◆ Excerpted text

* * *

= Nastro d'Argento for Best Screenplay =

The Nastro d'Argento (Silver Ribbon) is a film award assigned each year, since 1948, by Sindacato Nazionale dei Giornalisti Cinematografici Italiani, the association of Italian film critics.

== History ==
The union of film journalists was founded in the same year in which the Nastri were born, 1946, by a group of film journalists and essayists, some of whom later became directors (Steno and Mario Soldati, who was its first president) and authors (Michelangelo Antonioni, Antonio Pietrangeli). The first regulation motivated the establishment of the Silver Ribbon to "promote the continuous artistic, technical and industrial improvement of Italian cinema and pay homage to its relevant acquisitions".

It was delivered for the first time in 1946 in Rome, at the Hotel de Russie. The editions were held mainly between Rome and Taormina, with the exception of some particular editions (in Florence, after the 1966 flood, as a sign of solidarity) and, always in its first years of life, also in Sorrento.

In the first editions, the prizes were awarded to the films presented during the year considered by the industry, the one that ends with the end of the season; they were then attributed to the films released in the calendar year, while subsequently they were again assigned to the films released in theaters within the days immediately following the Cannes Film Festival, therefore within the last days of May, when the 'five' finalists are announced to which an event with all the candidates for the awards is dedicated.

* * *

◆ Requirement 1
According to the text on the Nastro d'Argento, why were certain editions of the award held in Florence?
◆ Requirement 2
According to the text on the Nastro d'Argento, who was the first president of the union of film journalists?
◆ Requirement 3
List every city that the text on the Nastro d'Argento names as a place where editions of the award were held.

◆ Data for analysis

* * *

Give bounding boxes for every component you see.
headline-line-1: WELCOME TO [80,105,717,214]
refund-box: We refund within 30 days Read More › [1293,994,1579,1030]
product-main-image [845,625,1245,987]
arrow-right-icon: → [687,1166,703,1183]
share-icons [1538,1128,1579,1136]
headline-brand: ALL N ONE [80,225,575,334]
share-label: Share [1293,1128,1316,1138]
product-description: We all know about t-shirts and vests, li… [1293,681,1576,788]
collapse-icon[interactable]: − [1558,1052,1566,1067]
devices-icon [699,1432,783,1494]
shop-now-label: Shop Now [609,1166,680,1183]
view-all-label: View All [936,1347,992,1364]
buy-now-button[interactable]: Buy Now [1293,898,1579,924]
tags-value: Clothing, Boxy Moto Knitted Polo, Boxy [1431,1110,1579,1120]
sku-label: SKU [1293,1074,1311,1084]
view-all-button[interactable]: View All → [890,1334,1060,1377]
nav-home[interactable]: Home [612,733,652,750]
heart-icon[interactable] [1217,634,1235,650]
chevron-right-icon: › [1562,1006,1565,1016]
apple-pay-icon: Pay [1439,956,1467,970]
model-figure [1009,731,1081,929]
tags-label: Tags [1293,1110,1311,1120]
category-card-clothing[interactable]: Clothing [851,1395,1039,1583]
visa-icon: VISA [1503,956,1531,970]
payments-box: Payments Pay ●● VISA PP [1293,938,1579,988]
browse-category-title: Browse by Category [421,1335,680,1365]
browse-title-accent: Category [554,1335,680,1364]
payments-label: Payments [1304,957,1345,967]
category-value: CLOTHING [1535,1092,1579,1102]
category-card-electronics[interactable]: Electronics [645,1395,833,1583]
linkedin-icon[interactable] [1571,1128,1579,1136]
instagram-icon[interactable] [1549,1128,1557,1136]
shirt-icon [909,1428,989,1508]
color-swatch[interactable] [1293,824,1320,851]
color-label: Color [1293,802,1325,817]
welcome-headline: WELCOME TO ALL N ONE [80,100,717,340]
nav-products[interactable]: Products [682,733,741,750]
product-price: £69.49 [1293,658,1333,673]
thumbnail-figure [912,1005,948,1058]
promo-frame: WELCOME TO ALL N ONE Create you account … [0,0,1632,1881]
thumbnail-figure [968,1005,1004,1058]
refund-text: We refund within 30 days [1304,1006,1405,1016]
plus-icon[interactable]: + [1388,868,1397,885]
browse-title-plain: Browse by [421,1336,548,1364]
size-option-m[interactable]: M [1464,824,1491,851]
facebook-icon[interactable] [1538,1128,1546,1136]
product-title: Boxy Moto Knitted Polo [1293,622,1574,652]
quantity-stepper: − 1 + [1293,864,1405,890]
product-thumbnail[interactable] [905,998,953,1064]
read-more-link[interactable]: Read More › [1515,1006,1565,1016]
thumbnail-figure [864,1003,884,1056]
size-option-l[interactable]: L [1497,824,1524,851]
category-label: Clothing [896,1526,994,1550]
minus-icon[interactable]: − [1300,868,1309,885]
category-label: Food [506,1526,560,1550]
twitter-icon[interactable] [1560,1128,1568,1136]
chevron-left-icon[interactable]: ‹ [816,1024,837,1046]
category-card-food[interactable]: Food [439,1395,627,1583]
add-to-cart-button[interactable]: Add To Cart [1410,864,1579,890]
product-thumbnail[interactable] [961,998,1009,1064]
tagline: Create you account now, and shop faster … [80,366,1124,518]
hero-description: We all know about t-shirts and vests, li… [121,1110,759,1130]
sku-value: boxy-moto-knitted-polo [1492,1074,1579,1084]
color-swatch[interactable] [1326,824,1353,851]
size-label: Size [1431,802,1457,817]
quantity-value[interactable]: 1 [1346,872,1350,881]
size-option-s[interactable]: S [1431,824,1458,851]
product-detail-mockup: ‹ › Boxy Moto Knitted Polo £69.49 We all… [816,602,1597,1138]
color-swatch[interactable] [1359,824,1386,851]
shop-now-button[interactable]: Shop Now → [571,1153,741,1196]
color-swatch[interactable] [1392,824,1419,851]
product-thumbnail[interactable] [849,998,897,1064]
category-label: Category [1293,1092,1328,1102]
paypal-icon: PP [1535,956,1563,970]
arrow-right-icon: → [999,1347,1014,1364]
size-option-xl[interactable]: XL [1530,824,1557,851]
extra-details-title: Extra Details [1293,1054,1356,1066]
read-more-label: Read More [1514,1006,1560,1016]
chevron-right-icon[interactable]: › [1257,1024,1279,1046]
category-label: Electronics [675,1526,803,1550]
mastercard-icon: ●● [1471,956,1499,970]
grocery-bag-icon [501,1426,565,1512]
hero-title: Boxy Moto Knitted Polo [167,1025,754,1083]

* * *

◆ Exercise solution 1
Certain editions were held in Florence after the 1966 flood as a sign of solidarity.

◆ Exercise solution 2
Mario Soldati was its first president.

◆ Exercise solution 3
Rome, Taormina, Florence, Sorrento